- Directions for this task:
Read the listing and extract each line that includes the word "FEVD".

Records about charts and figures
▬▬▬▬▬▬
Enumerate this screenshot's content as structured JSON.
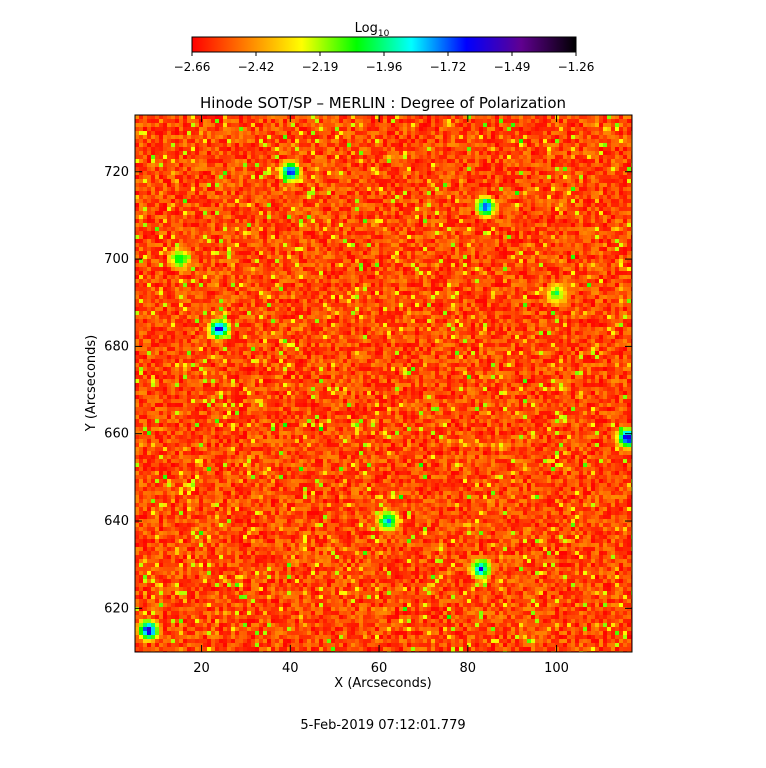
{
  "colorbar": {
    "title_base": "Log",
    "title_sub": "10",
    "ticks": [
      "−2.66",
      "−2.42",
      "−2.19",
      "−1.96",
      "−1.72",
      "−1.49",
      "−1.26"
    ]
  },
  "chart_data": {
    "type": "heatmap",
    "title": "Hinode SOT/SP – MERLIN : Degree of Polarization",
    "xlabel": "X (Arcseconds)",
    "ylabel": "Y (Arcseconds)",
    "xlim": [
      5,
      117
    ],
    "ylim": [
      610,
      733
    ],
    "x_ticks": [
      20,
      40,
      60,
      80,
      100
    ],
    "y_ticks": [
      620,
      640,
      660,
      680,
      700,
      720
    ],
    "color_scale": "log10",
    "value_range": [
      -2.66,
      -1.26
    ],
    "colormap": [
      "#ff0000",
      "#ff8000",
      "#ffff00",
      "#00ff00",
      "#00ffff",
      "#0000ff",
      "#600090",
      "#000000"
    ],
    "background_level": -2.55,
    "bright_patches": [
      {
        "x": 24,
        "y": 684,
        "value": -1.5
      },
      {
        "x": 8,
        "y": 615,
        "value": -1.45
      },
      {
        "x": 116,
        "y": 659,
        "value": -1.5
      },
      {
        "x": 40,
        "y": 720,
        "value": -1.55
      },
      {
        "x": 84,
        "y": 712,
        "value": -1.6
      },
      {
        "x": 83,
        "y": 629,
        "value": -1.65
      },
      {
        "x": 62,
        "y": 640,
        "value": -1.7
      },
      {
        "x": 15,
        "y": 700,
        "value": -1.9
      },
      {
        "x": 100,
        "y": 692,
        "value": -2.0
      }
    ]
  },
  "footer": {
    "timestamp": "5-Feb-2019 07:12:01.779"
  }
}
▬▬▬▬▬▬
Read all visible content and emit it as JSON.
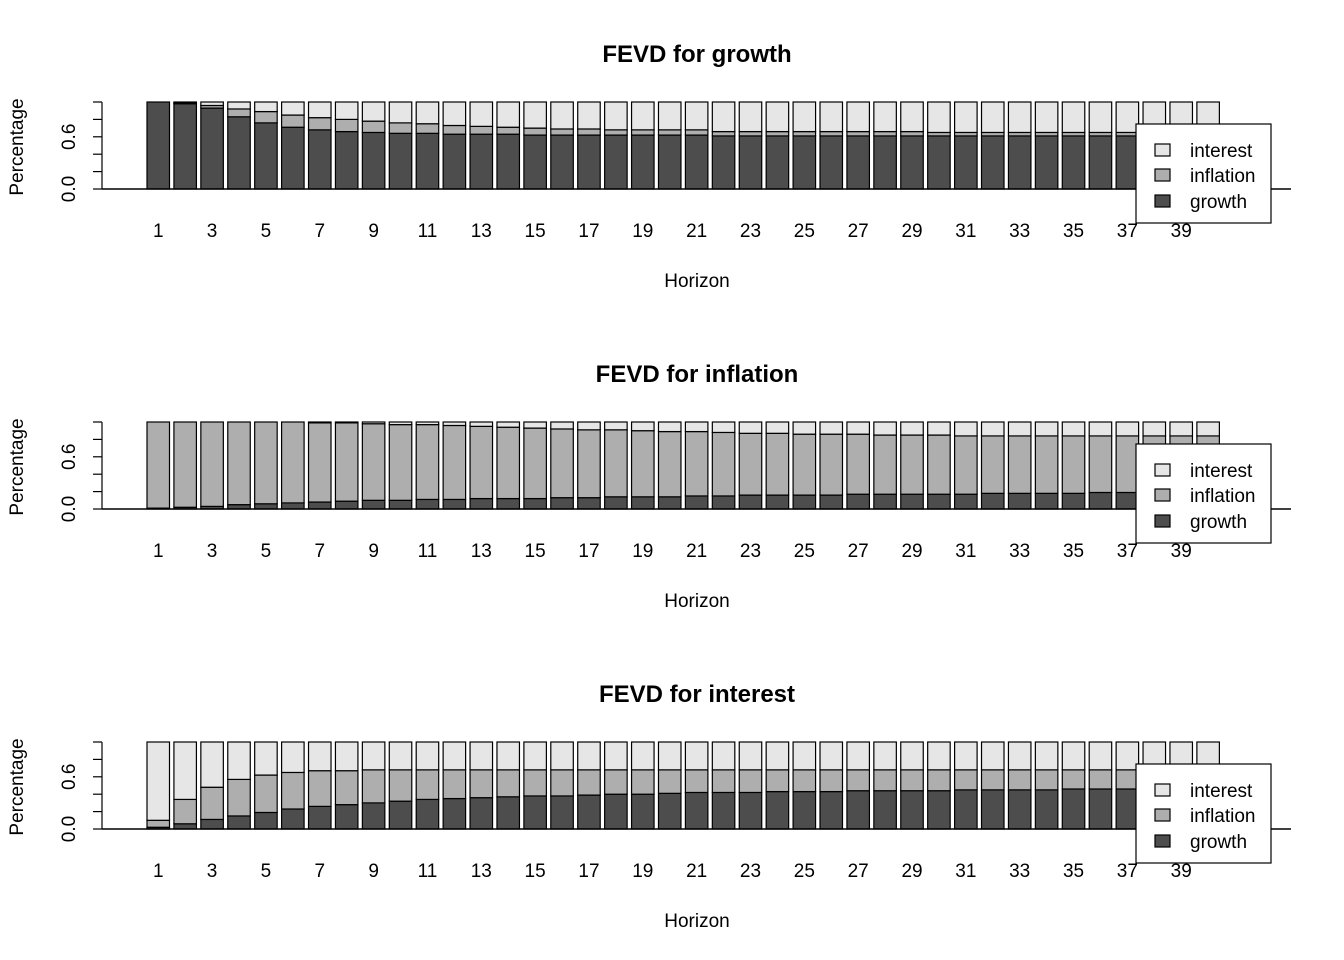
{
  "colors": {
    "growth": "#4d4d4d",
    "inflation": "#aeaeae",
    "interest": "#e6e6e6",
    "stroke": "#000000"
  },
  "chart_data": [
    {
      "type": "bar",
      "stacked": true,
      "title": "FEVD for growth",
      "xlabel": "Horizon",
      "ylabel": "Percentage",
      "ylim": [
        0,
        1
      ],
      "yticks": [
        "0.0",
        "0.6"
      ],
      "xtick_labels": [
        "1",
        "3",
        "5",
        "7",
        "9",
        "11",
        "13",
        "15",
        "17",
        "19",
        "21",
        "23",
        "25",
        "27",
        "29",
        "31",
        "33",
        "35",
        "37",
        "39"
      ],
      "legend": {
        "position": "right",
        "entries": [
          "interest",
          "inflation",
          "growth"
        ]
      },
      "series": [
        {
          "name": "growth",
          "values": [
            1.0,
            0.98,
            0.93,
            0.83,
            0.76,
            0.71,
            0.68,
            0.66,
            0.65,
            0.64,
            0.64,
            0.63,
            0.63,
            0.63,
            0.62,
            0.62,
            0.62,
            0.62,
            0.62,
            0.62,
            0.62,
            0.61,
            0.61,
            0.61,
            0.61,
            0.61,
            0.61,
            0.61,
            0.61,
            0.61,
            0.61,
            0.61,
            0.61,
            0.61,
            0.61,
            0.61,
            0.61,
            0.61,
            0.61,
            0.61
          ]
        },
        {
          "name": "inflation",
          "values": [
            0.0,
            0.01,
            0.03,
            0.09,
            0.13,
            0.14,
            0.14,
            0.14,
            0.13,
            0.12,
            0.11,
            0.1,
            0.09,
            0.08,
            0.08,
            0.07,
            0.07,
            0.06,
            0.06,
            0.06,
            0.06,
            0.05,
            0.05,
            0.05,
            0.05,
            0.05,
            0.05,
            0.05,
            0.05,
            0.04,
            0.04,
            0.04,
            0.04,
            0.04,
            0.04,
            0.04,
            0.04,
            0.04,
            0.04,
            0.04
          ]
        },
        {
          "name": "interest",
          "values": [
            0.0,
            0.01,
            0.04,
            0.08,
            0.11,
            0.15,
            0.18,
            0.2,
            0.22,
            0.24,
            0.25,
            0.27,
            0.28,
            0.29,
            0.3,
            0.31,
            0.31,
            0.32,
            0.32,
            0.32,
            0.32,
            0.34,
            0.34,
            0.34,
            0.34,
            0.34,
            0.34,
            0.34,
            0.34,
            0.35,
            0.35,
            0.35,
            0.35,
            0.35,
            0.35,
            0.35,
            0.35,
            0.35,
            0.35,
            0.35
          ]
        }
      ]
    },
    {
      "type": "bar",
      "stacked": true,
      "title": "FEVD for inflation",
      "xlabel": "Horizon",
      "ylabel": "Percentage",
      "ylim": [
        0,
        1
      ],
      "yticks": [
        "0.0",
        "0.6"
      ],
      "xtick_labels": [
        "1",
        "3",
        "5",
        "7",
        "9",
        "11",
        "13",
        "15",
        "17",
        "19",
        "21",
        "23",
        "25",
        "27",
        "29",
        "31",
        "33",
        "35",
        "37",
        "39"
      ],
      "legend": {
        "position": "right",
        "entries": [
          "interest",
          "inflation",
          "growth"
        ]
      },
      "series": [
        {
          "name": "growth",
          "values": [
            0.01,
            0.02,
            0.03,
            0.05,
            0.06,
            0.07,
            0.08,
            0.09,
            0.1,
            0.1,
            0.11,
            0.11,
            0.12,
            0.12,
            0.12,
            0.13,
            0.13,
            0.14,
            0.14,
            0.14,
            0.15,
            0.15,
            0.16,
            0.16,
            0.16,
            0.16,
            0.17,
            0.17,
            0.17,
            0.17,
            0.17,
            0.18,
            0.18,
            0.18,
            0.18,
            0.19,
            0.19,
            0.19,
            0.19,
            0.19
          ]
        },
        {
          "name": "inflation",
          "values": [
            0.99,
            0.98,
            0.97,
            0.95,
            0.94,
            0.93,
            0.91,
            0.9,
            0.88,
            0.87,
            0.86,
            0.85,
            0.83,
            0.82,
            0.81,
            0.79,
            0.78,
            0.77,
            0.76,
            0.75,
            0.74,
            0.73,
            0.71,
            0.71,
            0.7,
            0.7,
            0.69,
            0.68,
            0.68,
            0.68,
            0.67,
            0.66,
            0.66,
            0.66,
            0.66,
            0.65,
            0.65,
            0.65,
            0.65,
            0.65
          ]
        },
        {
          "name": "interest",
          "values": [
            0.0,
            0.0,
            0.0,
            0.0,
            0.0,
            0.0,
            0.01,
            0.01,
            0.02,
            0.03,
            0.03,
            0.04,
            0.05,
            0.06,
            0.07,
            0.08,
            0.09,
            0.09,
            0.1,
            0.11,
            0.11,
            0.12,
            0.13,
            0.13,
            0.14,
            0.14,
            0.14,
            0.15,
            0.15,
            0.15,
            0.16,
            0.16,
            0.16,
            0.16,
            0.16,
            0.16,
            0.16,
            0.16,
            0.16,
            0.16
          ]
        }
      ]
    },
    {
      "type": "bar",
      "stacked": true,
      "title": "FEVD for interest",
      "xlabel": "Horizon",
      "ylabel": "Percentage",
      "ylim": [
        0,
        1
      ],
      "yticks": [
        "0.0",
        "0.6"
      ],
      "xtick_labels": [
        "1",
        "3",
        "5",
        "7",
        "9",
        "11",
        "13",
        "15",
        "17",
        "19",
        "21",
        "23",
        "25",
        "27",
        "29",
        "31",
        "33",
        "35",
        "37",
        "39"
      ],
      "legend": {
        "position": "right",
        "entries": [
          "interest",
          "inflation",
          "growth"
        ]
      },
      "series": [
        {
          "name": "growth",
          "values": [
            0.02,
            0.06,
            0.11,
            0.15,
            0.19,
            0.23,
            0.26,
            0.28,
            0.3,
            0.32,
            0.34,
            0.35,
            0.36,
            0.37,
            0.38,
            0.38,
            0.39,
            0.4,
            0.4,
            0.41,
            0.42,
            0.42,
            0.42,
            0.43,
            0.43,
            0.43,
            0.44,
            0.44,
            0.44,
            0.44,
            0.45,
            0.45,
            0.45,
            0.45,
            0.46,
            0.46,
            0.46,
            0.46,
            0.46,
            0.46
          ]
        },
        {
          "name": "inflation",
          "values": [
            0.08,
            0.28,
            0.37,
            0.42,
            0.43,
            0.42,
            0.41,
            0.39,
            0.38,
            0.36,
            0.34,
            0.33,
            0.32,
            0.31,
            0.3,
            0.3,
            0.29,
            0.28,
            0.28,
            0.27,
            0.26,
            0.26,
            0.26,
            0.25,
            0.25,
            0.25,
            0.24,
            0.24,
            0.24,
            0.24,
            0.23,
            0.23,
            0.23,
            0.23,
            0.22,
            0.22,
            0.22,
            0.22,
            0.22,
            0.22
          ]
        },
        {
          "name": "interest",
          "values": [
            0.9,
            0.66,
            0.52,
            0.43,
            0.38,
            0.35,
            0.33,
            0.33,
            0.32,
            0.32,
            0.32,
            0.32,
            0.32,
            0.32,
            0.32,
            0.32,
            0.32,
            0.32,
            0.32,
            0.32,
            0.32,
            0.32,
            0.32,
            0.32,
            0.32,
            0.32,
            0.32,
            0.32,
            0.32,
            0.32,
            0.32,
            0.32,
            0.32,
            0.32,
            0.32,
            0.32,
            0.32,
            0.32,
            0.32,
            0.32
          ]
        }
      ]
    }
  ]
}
▬▬▬▬▬▬
- Answer to this exercise:
      "title": "FEVD for growth",
      "title": "FEVD for inflation",
      "title": "FEVD for interest",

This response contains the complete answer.